→ Dataset rows
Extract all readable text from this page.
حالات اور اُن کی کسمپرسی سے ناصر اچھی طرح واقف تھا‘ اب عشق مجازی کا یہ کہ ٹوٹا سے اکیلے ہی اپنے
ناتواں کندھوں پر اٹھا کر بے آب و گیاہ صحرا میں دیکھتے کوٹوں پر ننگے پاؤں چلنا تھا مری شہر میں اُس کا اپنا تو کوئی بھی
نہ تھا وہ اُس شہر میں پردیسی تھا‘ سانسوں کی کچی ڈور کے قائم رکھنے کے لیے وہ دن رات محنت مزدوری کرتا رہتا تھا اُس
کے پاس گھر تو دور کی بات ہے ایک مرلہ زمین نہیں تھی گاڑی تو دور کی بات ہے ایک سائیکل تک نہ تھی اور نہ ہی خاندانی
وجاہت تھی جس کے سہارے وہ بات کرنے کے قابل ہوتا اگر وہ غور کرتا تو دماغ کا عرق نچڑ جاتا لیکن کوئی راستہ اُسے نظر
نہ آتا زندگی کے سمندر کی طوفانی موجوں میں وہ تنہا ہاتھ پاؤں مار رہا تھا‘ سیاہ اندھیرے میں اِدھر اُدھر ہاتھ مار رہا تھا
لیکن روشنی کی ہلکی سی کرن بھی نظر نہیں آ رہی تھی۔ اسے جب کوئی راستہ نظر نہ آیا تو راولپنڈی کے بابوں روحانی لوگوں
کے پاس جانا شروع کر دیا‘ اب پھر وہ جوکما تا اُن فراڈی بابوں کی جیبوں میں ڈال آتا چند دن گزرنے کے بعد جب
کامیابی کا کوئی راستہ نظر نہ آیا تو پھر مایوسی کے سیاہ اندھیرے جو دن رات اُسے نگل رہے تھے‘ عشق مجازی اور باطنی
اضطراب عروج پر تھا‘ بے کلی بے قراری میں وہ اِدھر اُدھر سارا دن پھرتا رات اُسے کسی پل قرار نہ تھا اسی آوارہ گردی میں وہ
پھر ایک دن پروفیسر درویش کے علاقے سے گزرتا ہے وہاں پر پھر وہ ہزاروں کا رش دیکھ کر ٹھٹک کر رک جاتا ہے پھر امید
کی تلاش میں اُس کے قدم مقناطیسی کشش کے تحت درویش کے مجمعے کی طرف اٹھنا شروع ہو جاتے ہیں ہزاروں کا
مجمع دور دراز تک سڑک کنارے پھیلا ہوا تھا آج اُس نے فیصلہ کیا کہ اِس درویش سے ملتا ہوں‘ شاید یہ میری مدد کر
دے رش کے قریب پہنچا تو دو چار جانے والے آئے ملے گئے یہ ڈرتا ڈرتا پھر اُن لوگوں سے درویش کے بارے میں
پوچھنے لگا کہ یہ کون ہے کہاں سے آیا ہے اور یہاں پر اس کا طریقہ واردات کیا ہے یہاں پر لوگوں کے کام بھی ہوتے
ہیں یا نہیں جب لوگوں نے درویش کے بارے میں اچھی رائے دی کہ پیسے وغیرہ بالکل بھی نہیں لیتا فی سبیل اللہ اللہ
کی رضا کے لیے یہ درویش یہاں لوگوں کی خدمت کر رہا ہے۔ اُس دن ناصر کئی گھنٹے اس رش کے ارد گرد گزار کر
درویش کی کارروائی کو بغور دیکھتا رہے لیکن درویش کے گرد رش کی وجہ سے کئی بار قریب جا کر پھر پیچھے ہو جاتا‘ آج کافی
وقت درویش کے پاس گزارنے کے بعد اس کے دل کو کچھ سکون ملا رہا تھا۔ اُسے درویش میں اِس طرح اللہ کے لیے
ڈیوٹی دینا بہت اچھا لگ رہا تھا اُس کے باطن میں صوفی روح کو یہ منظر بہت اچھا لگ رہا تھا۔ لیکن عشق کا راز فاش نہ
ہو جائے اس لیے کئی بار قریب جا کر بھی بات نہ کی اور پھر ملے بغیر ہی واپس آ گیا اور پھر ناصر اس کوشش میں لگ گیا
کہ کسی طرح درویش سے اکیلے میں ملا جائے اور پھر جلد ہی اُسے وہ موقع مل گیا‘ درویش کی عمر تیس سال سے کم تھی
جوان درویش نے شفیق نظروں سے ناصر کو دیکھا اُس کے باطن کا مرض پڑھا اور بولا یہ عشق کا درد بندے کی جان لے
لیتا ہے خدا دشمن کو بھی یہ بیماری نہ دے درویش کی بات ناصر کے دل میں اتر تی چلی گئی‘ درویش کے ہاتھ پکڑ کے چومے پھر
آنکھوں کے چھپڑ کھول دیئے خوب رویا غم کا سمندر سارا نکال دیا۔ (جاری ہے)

→ Stated exercise
Each line in the entries above that includes the string "پاؤں" should be extracted.

→ Output for this task
ناتواں کندھوں پر اٹھا کر بے آب و گیاہ صحرا میں دیکھتے کوٹوں پر ننگے پاؤں چلنا تھا مری شہر میں اُس کا اپنا تو کوئی بھی
نہ آتا زندگی کے سمندر کی طوفانی موجوں میں وہ تنہا ہاتھ پاؤں مار رہا تھا‘ سیاہ اندھیرے میں اِدھر اُدھر ہاتھ مار رہا تھا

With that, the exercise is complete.